··· DATA LINES ···
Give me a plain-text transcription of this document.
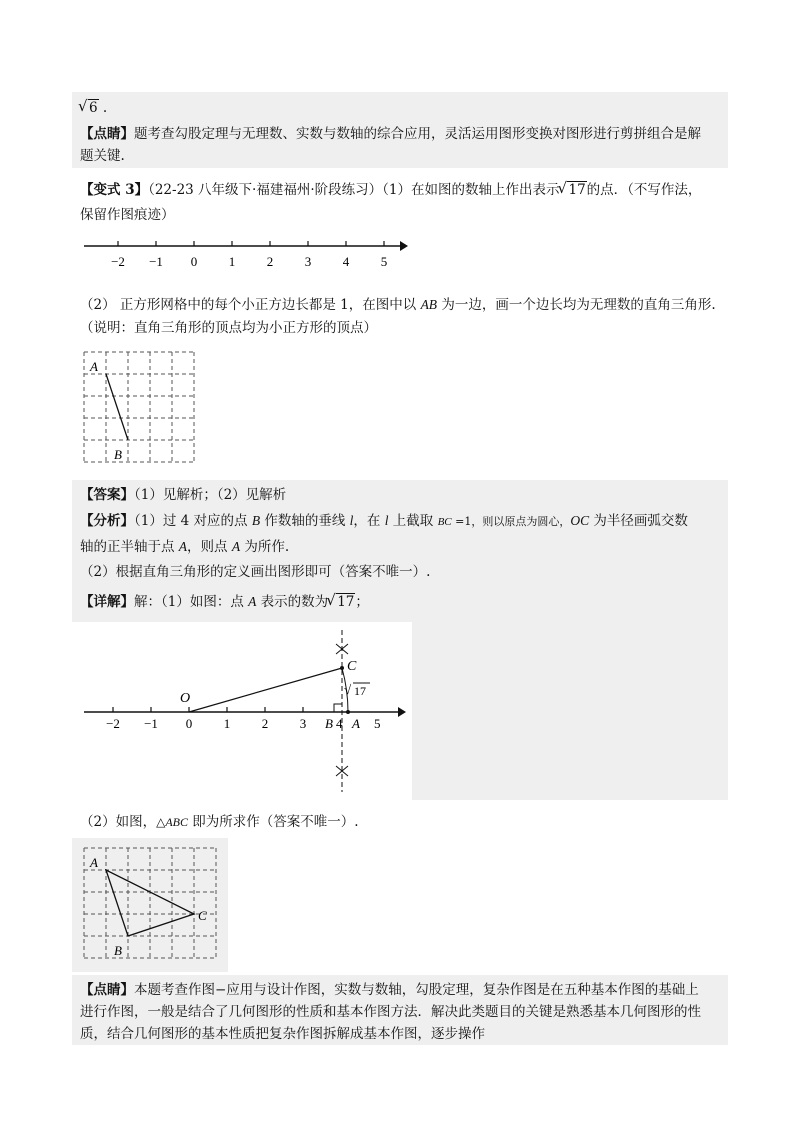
√ 6 .
【点睛】题考查勾股定理与无理数、实数与数轴的综合应用，灵活运用图形变换对图形进行剪拼组合是解
题关键.
【变式 3】（22-23 八年级下·福建福州·阶段练习）（1）在如图的数轴上作出表示 √ 17的点．（不写作法，
保留作图痕迹）
−2 −1 0 1 2 3 4 5
（2） 正方形网格中的每个小正方边长都是 1，在图中以 AB 为一边，画一个边长均为无理数的直角三角形.
（说明：直角三角形的顶点均为小正方形的顶点）
A
B
【答案】（1）见解析；（2）见解析
【分析】（1）过 4 对应的点 B 作数轴的垂线 l，在 l 上截取 BC =1，则以原点为圆心，OC 为半径画弧交数
轴的正半轴于点 A，则点 A 为所作.
（2）根据直角三角形的定义画出图形即可（答案不唯一）.
【详解】解：（1）如图：点 A 表示的数为 √ 17；
−2 −1 0 1 2 3
O
C
B 4 A 5
√ 17
（2）如图，△ABC 即为所求作（答案不唯一）.
A
B
C
【点睛】本题考查作图−应用与设计作图，实数与数轴，勾股定理，复杂作图是在五种基本作图的基础上
进行作图，一般是结合了几何图形的性质和基本作图方法．解决此类题目的关键是熟悉基本几何图形的性
质，结合几何图形的基本性质把复杂作图拆解成基本作图，逐步操作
···
* [REQUIRED WORK] Check each line of the data above for the word "答案不唯一" and say how many lines have it. Give the number alone.

* [CORRECT OUTPUT] 2